• PROBLEM STATEMENT
Transcribe the records below in full; pictures stay out of the copy.

• THE INPUT

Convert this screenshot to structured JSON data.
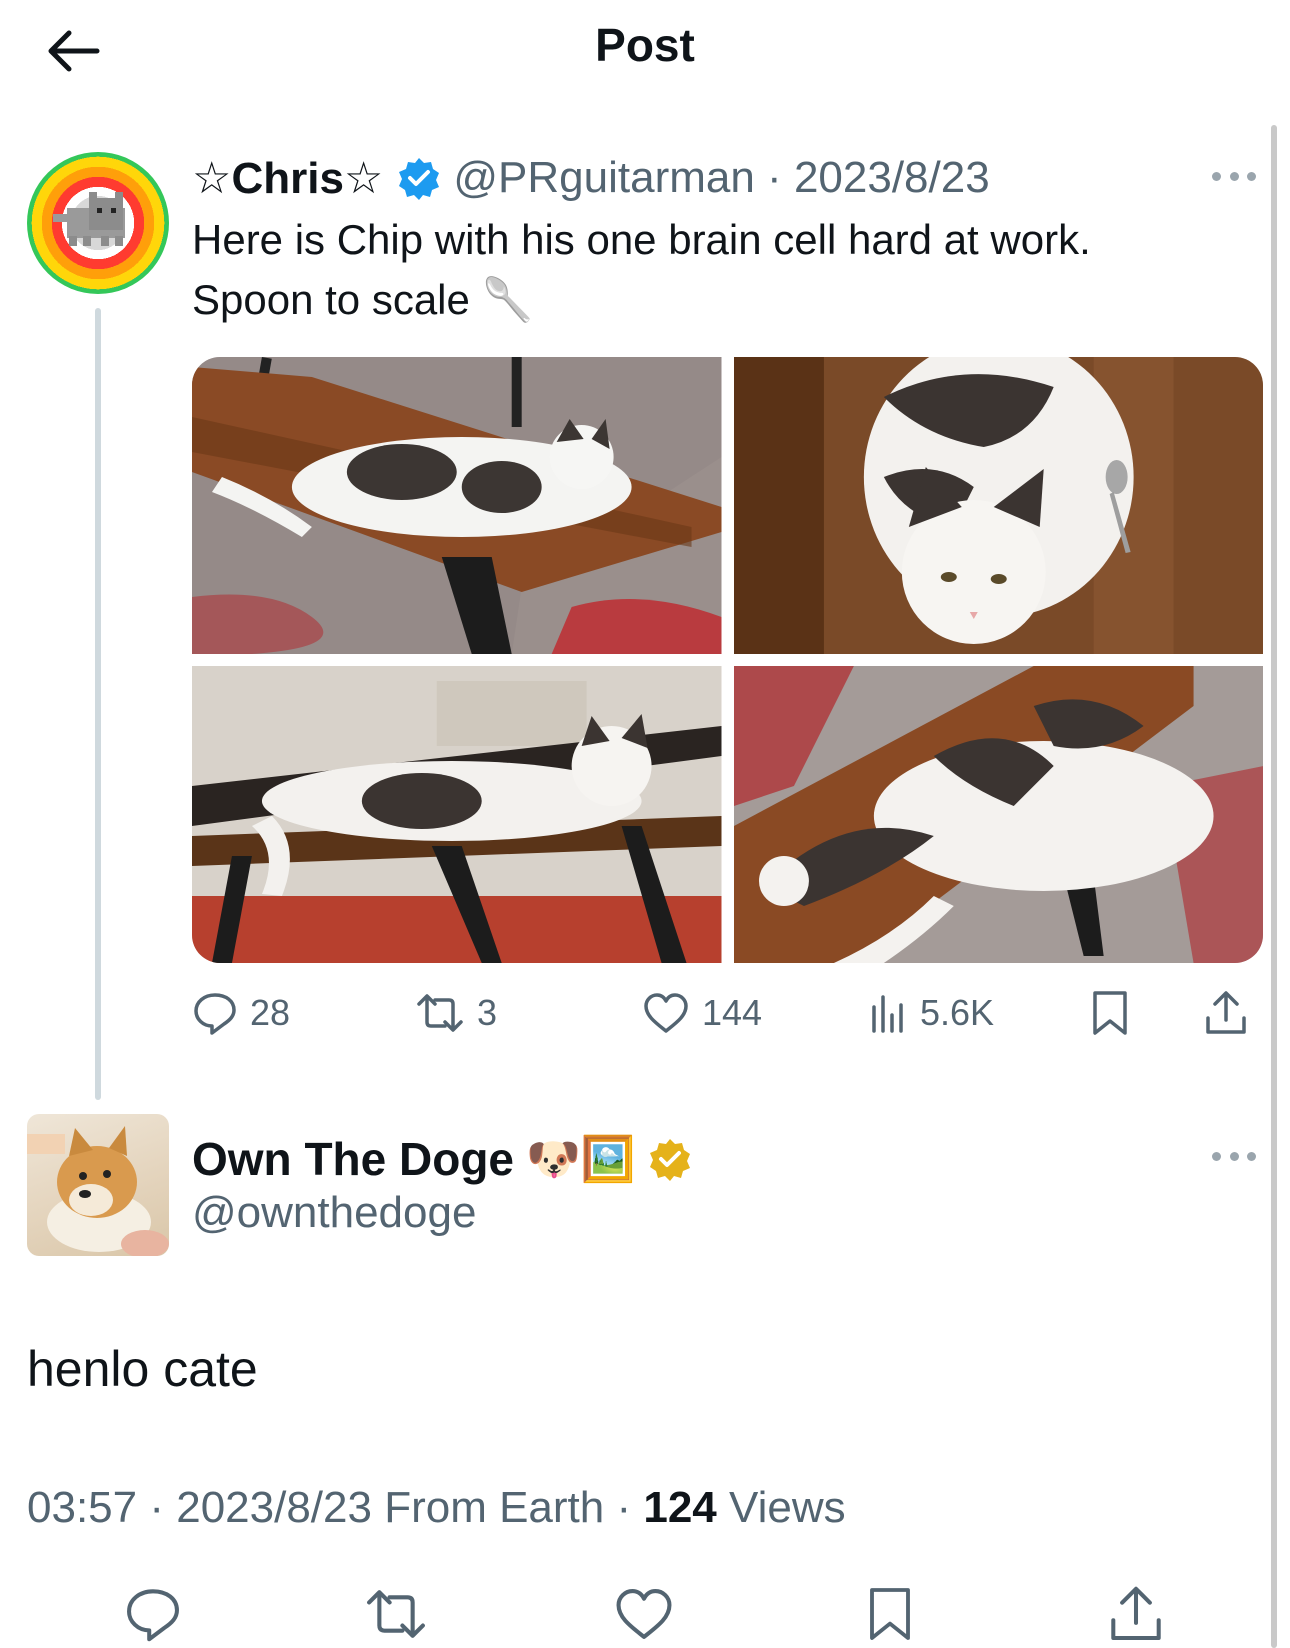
{
  "header": {
    "title": "Post",
    "back_icon": "arrow-left-icon"
  },
  "parent_post": {
    "display_name": "☆Chris☆",
    "verified_badge": "blue-verified-icon",
    "handle": "@PRguitarman",
    "date": "2023/8/23",
    "text_line1": "Here is Chip with his one brain cell hard at work.",
    "text_line2": "Spoon to scale 🥄",
    "photos": [
      "cat-on-bench-photo",
      "cat-with-spoon-photo",
      "cat-on-table-photo",
      "cat-lying-photo"
    ],
    "stats": {
      "replies": "28",
      "reposts": "3",
      "likes": "144",
      "views": "5.6K"
    }
  },
  "post": {
    "display_name": "Own The Doge",
    "name_emojis": "🐶🖼️",
    "verified_badge": "gold-verified-icon",
    "handle": "@ownthedoge",
    "text": "henlo cate",
    "time": "03:57",
    "date": "2023/8/23",
    "source": "From Earth",
    "views_count": "124",
    "views_label": "Views"
  },
  "colors": {
    "accent": "#1d9bf0",
    "muted": "#536471",
    "gold": "#e5b21a"
  }
}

• COMPLETE RESPONSE
Convert this screenshot to structured JSON data.
{
  "header": {
    "title": "Post",
    "back_icon": "arrow-left-icon"
  },
  "parent_post": {
    "display_name": "☆Chris☆",
    "verified_badge": "blue-verified-icon",
    "handle": "@PRguitarman",
    "date": "2023/8/23",
    "text_line1": "Here is Chip with his one brain cell hard at work.",
    "text_line2": "Spoon to scale 🥄",
    "photos": [
      "cat-on-bench-photo",
      "cat-with-spoon-photo",
      "cat-on-table-photo",
      "cat-lying-photo"
    ],
    "stats": {
      "replies": "28",
      "reposts": "3",
      "likes": "144",
      "views": "5.6K"
    }
  },
  "post": {
    "display_name": "Own The Doge",
    "name_emojis": "🐶🖼️",
    "verified_badge": "gold-verified-icon",
    "handle": "@ownthedoge",
    "text": "henlo cate",
    "time": "03:57",
    "date": "2023/8/23",
    "source": "From Earth",
    "views_count": "124",
    "views_label": "Views"
  },
  "colors": {
    "accent": "#1d9bf0",
    "muted": "#536471",
    "gold": "#e5b21a"
  }
}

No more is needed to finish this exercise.